§ JOB: Set down the whole listing verbatim.

§ MATERIAL SHOWN:
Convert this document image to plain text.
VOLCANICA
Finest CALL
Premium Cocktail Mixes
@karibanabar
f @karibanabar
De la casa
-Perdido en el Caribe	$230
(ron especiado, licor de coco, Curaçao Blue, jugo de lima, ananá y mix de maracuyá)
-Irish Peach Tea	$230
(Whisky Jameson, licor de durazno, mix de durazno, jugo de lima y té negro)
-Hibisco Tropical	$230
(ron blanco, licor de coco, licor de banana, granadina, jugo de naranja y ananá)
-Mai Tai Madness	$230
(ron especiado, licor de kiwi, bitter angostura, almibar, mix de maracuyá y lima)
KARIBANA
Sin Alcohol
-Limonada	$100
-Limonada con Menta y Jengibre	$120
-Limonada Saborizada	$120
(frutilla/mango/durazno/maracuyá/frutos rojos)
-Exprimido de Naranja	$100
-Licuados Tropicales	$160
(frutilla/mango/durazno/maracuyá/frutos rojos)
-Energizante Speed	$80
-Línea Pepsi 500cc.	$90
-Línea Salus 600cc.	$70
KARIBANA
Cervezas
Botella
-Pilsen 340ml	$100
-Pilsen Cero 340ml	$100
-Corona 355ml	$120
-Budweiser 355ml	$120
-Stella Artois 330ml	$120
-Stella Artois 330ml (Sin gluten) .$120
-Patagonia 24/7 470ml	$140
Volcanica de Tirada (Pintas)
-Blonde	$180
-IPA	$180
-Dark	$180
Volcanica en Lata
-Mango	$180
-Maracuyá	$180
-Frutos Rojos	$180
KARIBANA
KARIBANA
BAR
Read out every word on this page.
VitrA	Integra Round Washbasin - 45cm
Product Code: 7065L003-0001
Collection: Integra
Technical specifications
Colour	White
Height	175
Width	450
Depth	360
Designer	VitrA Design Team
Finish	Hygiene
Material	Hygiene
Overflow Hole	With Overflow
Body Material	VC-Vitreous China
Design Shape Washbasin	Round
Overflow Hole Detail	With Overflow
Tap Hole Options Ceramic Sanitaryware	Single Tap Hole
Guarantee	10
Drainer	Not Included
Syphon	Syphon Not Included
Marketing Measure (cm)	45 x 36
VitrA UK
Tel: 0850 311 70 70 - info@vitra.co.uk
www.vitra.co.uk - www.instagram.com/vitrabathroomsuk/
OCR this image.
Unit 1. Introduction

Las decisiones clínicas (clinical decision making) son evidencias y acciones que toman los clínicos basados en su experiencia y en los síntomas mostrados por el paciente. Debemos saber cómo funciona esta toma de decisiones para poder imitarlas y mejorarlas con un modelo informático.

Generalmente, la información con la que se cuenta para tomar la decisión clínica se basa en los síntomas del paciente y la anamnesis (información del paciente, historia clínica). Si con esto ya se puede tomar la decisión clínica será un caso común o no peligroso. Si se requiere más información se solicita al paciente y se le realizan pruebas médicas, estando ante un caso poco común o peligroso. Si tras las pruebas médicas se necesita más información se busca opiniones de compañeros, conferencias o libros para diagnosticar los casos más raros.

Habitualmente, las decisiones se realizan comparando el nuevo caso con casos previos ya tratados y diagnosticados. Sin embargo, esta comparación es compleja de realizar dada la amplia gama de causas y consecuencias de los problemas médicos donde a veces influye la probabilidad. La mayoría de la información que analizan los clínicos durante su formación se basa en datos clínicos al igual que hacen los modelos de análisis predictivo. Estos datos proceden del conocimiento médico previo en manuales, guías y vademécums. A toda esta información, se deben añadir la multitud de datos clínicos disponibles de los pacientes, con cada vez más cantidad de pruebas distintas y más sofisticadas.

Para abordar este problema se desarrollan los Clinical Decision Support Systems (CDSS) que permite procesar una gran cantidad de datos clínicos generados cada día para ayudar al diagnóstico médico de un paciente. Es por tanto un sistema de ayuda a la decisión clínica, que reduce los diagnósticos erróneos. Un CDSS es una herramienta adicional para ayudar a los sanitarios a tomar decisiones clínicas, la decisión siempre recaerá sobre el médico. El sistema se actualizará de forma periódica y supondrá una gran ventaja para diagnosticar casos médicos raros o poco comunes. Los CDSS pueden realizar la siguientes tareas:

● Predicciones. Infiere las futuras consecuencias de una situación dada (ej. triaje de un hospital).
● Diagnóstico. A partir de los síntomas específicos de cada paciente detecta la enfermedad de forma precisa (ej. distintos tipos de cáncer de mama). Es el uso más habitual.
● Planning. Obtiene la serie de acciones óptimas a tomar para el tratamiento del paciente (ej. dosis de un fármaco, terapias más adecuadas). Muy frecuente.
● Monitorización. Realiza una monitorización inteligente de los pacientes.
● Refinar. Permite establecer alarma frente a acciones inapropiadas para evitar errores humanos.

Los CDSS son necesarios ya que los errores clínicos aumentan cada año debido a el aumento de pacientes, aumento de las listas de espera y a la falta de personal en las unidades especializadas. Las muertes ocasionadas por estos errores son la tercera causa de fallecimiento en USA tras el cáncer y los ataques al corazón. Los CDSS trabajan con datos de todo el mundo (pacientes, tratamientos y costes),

§ REPLY TO THE EXERCISE:
Convert this document image to plain text.
VOLCANICA
Finest CALL
Premium Cocktail Mixes
@karibanabar
f @karibanabar
De la casa
-Perdido en el Caribe	$230
(ron especiado, licor de coco, Curaçao Blue, jugo de lima, ananá y mix de maracuyá)
-Irish Peach Tea	$230
(Whisky Jameson, licor de durazno, mix de durazno, jugo de lima y té negro)
-Hibisco Tropical	$230
(ron blanco, licor de coco, licor de banana, granadina, jugo de naranja y ananá)
-Mai Tai Madness	$230
(ron especiado, licor de kiwi, bitter angostura, almibar, mix de maracuyá y lima)
KARIBANA
Sin Alcohol
-Limonada	$100
-Limonada con Menta y Jengibre	$120
-Limonada Saborizada	$120
(frutilla/mango/durazno/maracuyá/frutos rojos)
-Exprimido de Naranja	$100
-Licuados Tropicales	$160
(frutilla/mango/durazno/maracuyá/frutos rojos)
-Energizante Speed	$80
-Línea Pepsi 500cc.	$90
-Línea Salus 600cc.	$70
KARIBANA
Cervezas
Botella
-Pilsen 340ml	$100
-Pilsen Cero 340ml	$100
-Corona 355ml	$120
-Budweiser 355ml	$120
-Stella Artois 330ml	$120
-Stella Artois 330ml (Sin gluten) .$120
-Patagonia 24/7 470ml	$140
Volcanica de Tirada (Pintas)
-Blonde	$180
-IPA	$180
-Dark	$180
Volcanica en Lata
-Mango	$180
-Maracuyá	$180
-Frutos Rojos	$180
KARIBANA
KARIBANA
BAR
Read out every word on this page.
VitrA	Integra Round Washbasin - 45cm
Product Code: 7065L003-0001
Collection: Integra
Technical specifications
Colour	White
Height	175
Width	450
Depth	360
Designer	VitrA Design Team
Finish	Hygiene
Material	Hygiene
Overflow Hole	With Overflow
Body Material	VC-Vitreous China
Design Shape Washbasin	Round
Overflow Hole Detail	With Overflow
Tap Hole Options Ceramic Sanitaryware	Single Tap Hole
Guarantee	10
Drainer	Not Included
Syphon	Syphon Not Included
Marketing Measure (cm)	45 x 36
VitrA UK
Tel: 0850 311 70 70 - info@vitra.co.uk
www.vitra.co.uk - www.instagram.com/vitrabathroomsuk/
OCR this image.
Unit 1. Introduction

Las decisiones clínicas (clinical decision making) son evidencias y acciones que toman los clínicos basados en su experiencia y en los síntomas mostrados por el paciente. Debemos saber cómo funciona esta toma de decisiones para poder imitarlas y mejorarlas con un modelo informático.

Generalmente, la información con la que se cuenta para tomar la decisión clínica se basa en los síntomas del paciente y la anamnesis (información del paciente, historia clínica). Si con esto ya se puede tomar la decisión clínica será un caso común o no peligroso. Si se requiere más información se solicita al paciente y se le realizan pruebas médicas, estando ante un caso poco común o peligroso. Si tras las pruebas médicas se necesita más información se busca opiniones de compañeros, conferencias o libros para diagnosticar los casos más raros.

Habitualmente, las decisiones se realizan comparando el nuevo caso con casos previos ya tratados y diagnosticados. Sin embargo, esta comparación es compleja de realizar dada la amplia gama de causas y consecuencias de los problemas médicos donde a veces influye la probabilidad. La mayoría de la información que analizan los clínicos durante su formación se basa en datos clínicos al igual que hacen los modelos de análisis predictivo. Estos datos proceden del conocimiento médico previo en manuales, guías y vademécums. A toda esta información, se deben añadir la multitud de datos clínicos disponibles de los pacientes, con cada vez más cantidad de pruebas distintas y más sofisticadas.

Para abordar este problema se desarrollan los Clinical Decision Support Systems (CDSS) que permite procesar una gran cantidad de datos clínicos generados cada día para ayudar al diagnóstico médico de un paciente. Es por tanto un sistema de ayuda a la decisión clínica, que reduce los diagnósticos erróneos. Un CDSS es una herramienta adicional para ayudar a los sanitarios a tomar decisiones clínicas, la decisión siempre recaerá sobre el médico. El sistema se actualizará de forma periódica y supondrá una gran ventaja para diagnosticar casos médicos raros o poco comunes. Los CDSS pueden realizar la siguientes tareas:

● Predicciones. Infiere las futuras consecuencias de una situación dada (ej. triaje de un hospital).
● Diagnóstico. A partir de los síntomas específicos de cada paciente detecta la enfermedad de forma precisa (ej. distintos tipos de cáncer de mama). Es el uso más habitual.
● Planning. Obtiene la serie de acciones óptimas a tomar para el tratamiento del paciente (ej. dosis de un fármaco, terapias más adecuadas). Muy frecuente.
● Monitorización. Realiza una monitorización inteligente de los pacientes.
● Refinar. Permite establecer alarma frente a acciones inapropiadas para evitar errores humanos.

Los CDSS son necesarios ya que los errores clínicos aumentan cada año debido a el aumento de pacientes, aumento de las listas de espera y a la falta de personal en las unidades especializadas. Las muertes ocasionadas por estos errores son la tercera causa de fallecimiento en USA tras el cáncer y los ataques al corazón. Los CDSS trabajan con datos de todo el mundo (pacientes, tratamientos y costes),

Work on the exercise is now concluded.